## What the exercise asks
In the entries below, find the lines that contain the word "Hauptwandfläche" and copy them.
======
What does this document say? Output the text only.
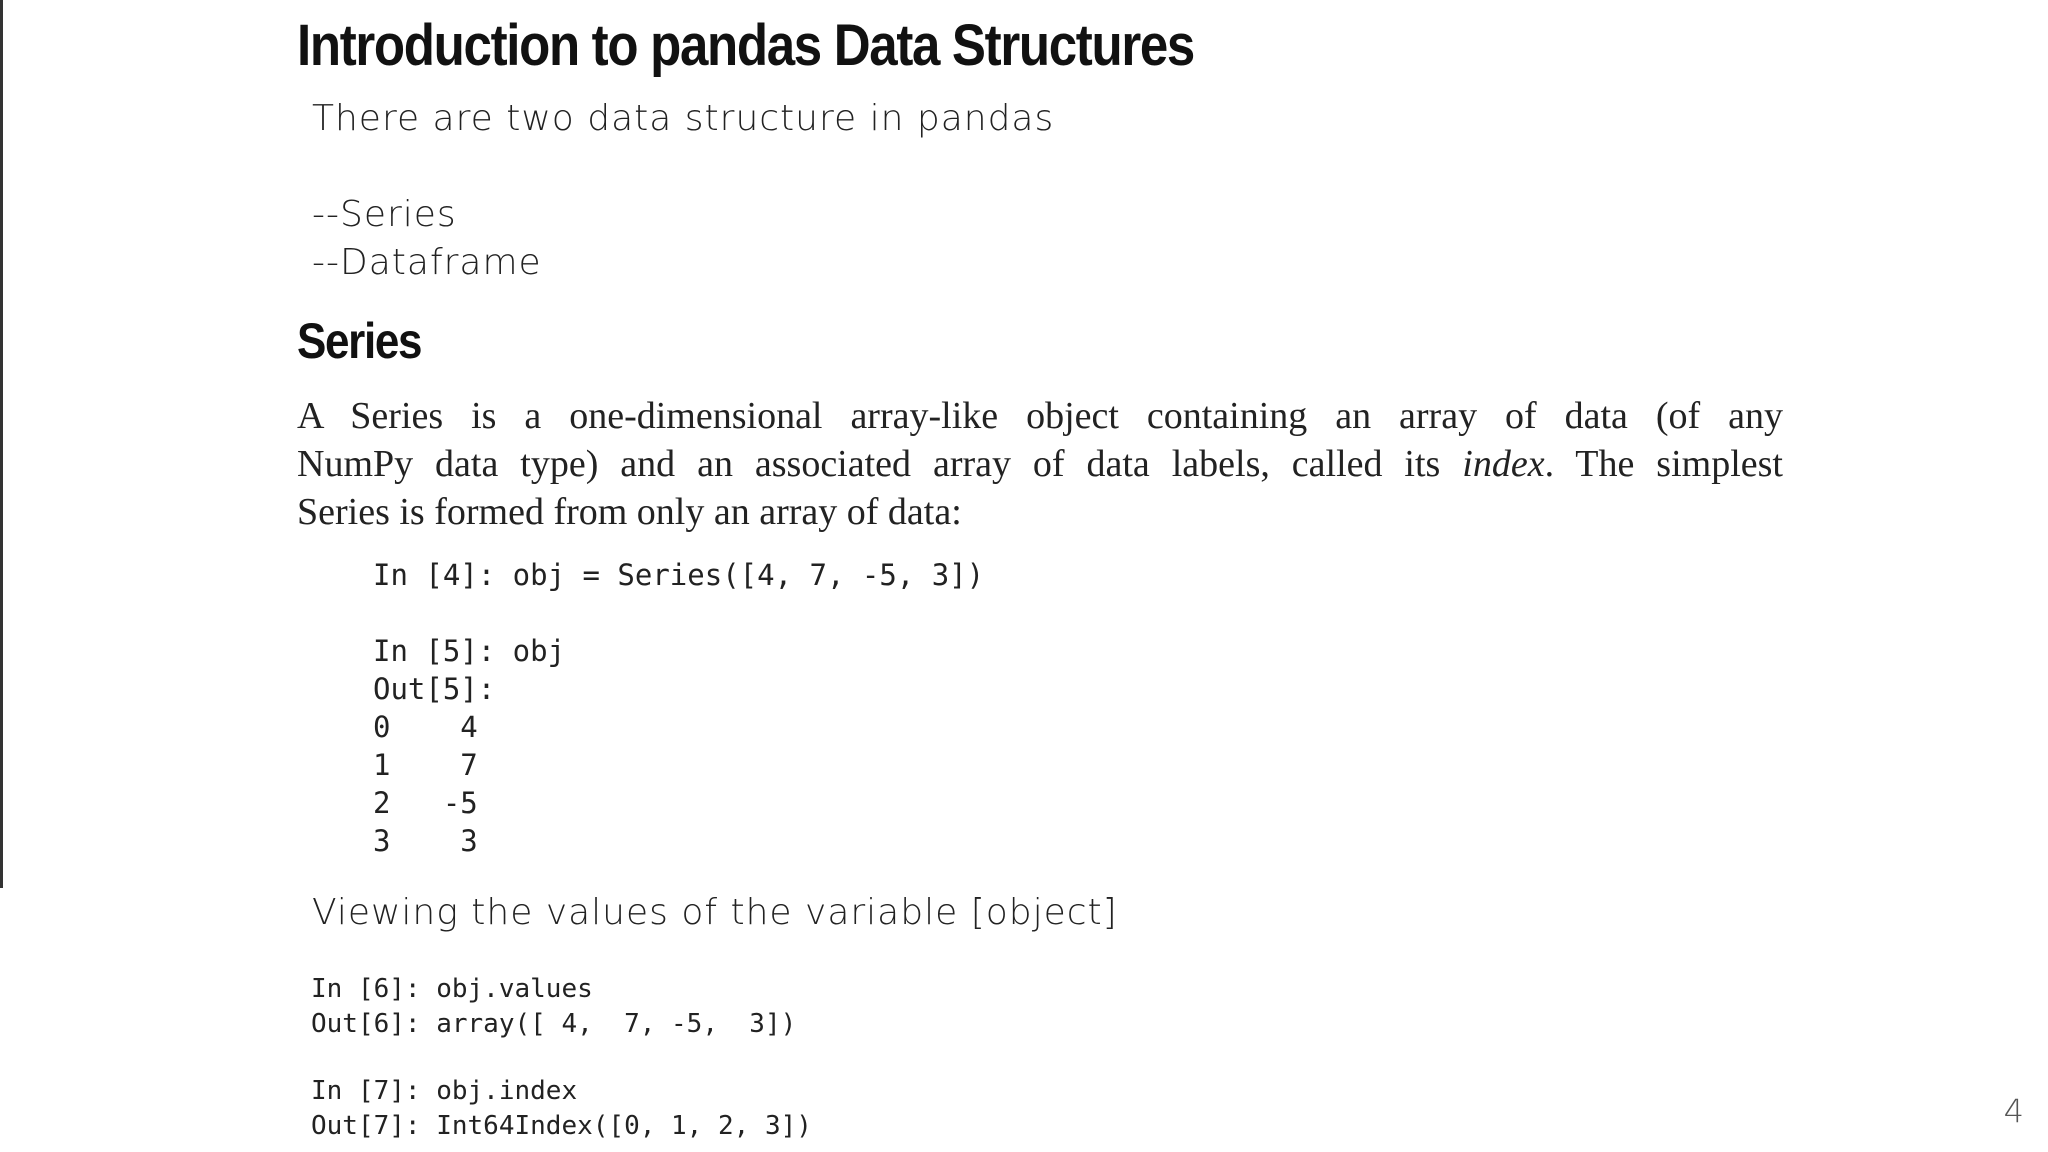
Introduction to pandas Data Structures

There are two data structure in pandas

--Series

--Dataframe

Series

A Series is a one-dimensional array-like object containing an array of data (of any
NumPy data type) and an associated array of data labels, called its index. The simplest
Series is formed from only an array of data:

In [4]: obj = Series([4, 7, -5, 3])
In [5]: obj
Out[5]:
0    4
1    7
2   -5
3    3

Viewing the values of the variable [object]

In [6]: obj.values
Out[6]: array([ 4,  7, -5,  3])
In [7]: obj.index
Out[7]: Int64Index([0, 1, 2, 3])	4
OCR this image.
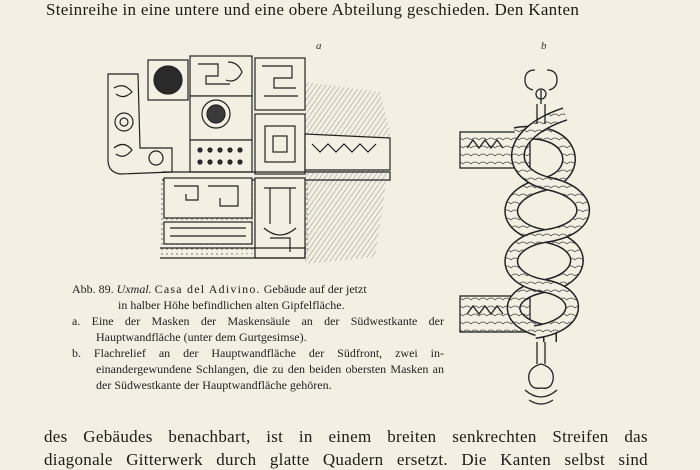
Steinreihe in eine untere und eine obere Abteilung geschieden. Den Kanten
a	b
Abb. 89. Uxmal. Casa del Adivino. Gebäude auf der jetzt
in halber Höhe befindlichen alten Gipfelfläche.
a. Eine der Masken der Maskensäule an der Südwestkante der Hauptwandfläche (unter dem Gurtgesimse).
b. Flachrelief an der Hauptwandfläche der Südfront, zwei in-einandergewundene Schlangen, die zu den beiden obersten Masken an der Südwestkante der Hauptwandfläche gehören.
des Gebäudes benachbart, ist in einem breiten senkrechten Streifen das
diagonale Gitterwerk durch glatte Quadern ersetzt. Die Kanten selbst sind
======
## Completed task
a. Eine der Masken der Maskensäule an der Südwestkante der Hauptwandfläche (unter dem Gurtgesimse).
b. Flachrelief an der Hauptwandfläche der Südfront, zwei in-einandergewundene Schlangen, die zu den beiden obersten Masken an der Südwestkante der Hauptwandfläche gehören.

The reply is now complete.